Problem description: Will you write out the data exactly, excluding every picture?
start
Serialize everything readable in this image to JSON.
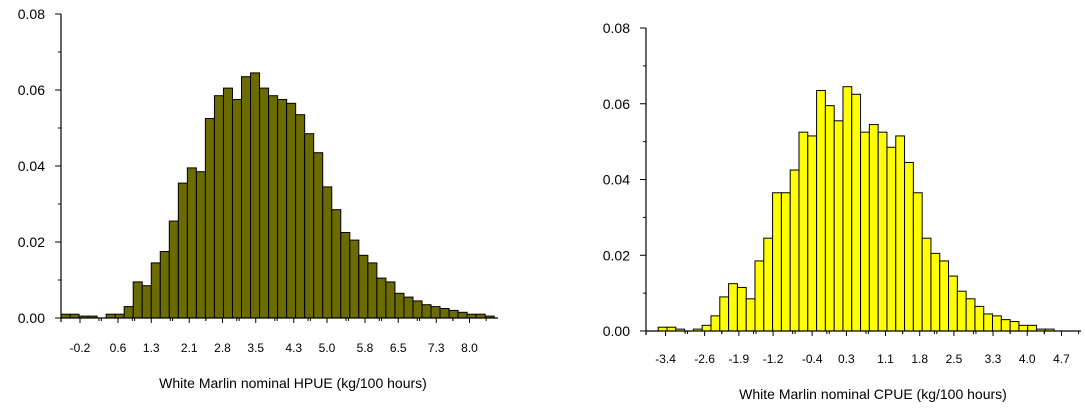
{
  "chart_data": [
    {
      "type": "bar",
      "xlabel": "White Marlin nominal HPUE (kg/100 hours)",
      "ylabel": "",
      "ylim": [
        0,
        0.08
      ],
      "xlim": [
        -0.6,
        8.6
      ],
      "yticks": [
        "0.00",
        "0.02",
        "0.04",
        "0.06",
        "0.08"
      ],
      "xticks": [
        "-0.2",
        "0.6",
        "1.3",
        "2.1",
        "2.8",
        "3.5",
        "4.3",
        "5.0",
        "5.8",
        "6.5",
        "7.3",
        "8.0"
      ],
      "bar_color": "#6b6b00",
      "bin_start": -0.6,
      "bin_width": 0.19,
      "values": [
        0.001,
        0.001,
        0.0005,
        0.0005,
        0.0,
        0.001,
        0.001,
        0.003,
        0.0095,
        0.0085,
        0.0145,
        0.0175,
        0.0255,
        0.0355,
        0.0395,
        0.0385,
        0.0525,
        0.0585,
        0.0605,
        0.0575,
        0.0635,
        0.0645,
        0.0605,
        0.0585,
        0.0575,
        0.0565,
        0.0535,
        0.0485,
        0.0435,
        0.0345,
        0.0285,
        0.0225,
        0.0205,
        0.0165,
        0.0145,
        0.0105,
        0.0095,
        0.0065,
        0.0055,
        0.0045,
        0.0035,
        0.003,
        0.0025,
        0.002,
        0.0015,
        0.001,
        0.001,
        0.0005,
        0.0
      ]
    },
    {
      "type": "bar",
      "xlabel": "White Marlin nominal CPUE (kg/100 hours)",
      "ylabel": "",
      "ylim": [
        0,
        0.08
      ],
      "xlim": [
        -3.8,
        5.1
      ],
      "yticks": [
        "0.00",
        "0.02",
        "0.04",
        "0.06",
        "0.08"
      ],
      "xticks": [
        "-3.4",
        "-2.6",
        "-1.9",
        "-1.2",
        "-0.4",
        "0.3",
        "1.1",
        "1.8",
        "2.5",
        "3.3",
        "4.0",
        "4.7"
      ],
      "bar_color": "#ffff00",
      "bin_start": -3.55,
      "bin_width": 0.18,
      "values": [
        0.001,
        0.001,
        0.0005,
        0.0,
        0.0005,
        0.0015,
        0.004,
        0.009,
        0.0125,
        0.0115,
        0.0085,
        0.0185,
        0.0245,
        0.0365,
        0.0365,
        0.0425,
        0.0525,
        0.0515,
        0.0635,
        0.0595,
        0.0555,
        0.0645,
        0.0625,
        0.0525,
        0.0545,
        0.0525,
        0.0485,
        0.0515,
        0.0445,
        0.0365,
        0.0245,
        0.0205,
        0.0185,
        0.0145,
        0.0105,
        0.0085,
        0.0065,
        0.0045,
        0.004,
        0.003,
        0.0025,
        0.0015,
        0.0015,
        0.0005,
        0.0005,
        0.0
      ]
    }
  ]
}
end
Exercise response:
Serialize everything readable in this image to JSON.
{
  "chart_data": [
    {
      "type": "bar",
      "xlabel": "White Marlin nominal HPUE (kg/100 hours)",
      "ylabel": "",
      "ylim": [
        0,
        0.08
      ],
      "xlim": [
        -0.6,
        8.6
      ],
      "yticks": [
        "0.00",
        "0.02",
        "0.04",
        "0.06",
        "0.08"
      ],
      "xticks": [
        "-0.2",
        "0.6",
        "1.3",
        "2.1",
        "2.8",
        "3.5",
        "4.3",
        "5.0",
        "5.8",
        "6.5",
        "7.3",
        "8.0"
      ],
      "bar_color": "#6b6b00",
      "bin_start": -0.6,
      "bin_width": 0.19,
      "values": [
        0.001,
        0.001,
        0.0005,
        0.0005,
        0.0,
        0.001,
        0.001,
        0.003,
        0.0095,
        0.0085,
        0.0145,
        0.0175,
        0.0255,
        0.0355,
        0.0395,
        0.0385,
        0.0525,
        0.0585,
        0.0605,
        0.0575,
        0.0635,
        0.0645,
        0.0605,
        0.0585,
        0.0575,
        0.0565,
        0.0535,
        0.0485,
        0.0435,
        0.0345,
        0.0285,
        0.0225,
        0.0205,
        0.0165,
        0.0145,
        0.0105,
        0.0095,
        0.0065,
        0.0055,
        0.0045,
        0.0035,
        0.003,
        0.0025,
        0.002,
        0.0015,
        0.001,
        0.001,
        0.0005,
        0.0
      ]
    },
    {
      "type": "bar",
      "xlabel": "White Marlin nominal CPUE (kg/100 hours)",
      "ylabel": "",
      "ylim": [
        0,
        0.08
      ],
      "xlim": [
        -3.8,
        5.1
      ],
      "yticks": [
        "0.00",
        "0.02",
        "0.04",
        "0.06",
        "0.08"
      ],
      "xticks": [
        "-3.4",
        "-2.6",
        "-1.9",
        "-1.2",
        "-0.4",
        "0.3",
        "1.1",
        "1.8",
        "2.5",
        "3.3",
        "4.0",
        "4.7"
      ],
      "bar_color": "#ffff00",
      "bin_start": -3.55,
      "bin_width": 0.18,
      "values": [
        0.001,
        0.001,
        0.0005,
        0.0,
        0.0005,
        0.0015,
        0.004,
        0.009,
        0.0125,
        0.0115,
        0.0085,
        0.0185,
        0.0245,
        0.0365,
        0.0365,
        0.0425,
        0.0525,
        0.0515,
        0.0635,
        0.0595,
        0.0555,
        0.0645,
        0.0625,
        0.0525,
        0.0545,
        0.0525,
        0.0485,
        0.0515,
        0.0445,
        0.0365,
        0.0245,
        0.0205,
        0.0185,
        0.0145,
        0.0105,
        0.0085,
        0.0065,
        0.0045,
        0.004,
        0.003,
        0.0025,
        0.0015,
        0.0015,
        0.0005,
        0.0005,
        0.0
      ]
    }
  ]
}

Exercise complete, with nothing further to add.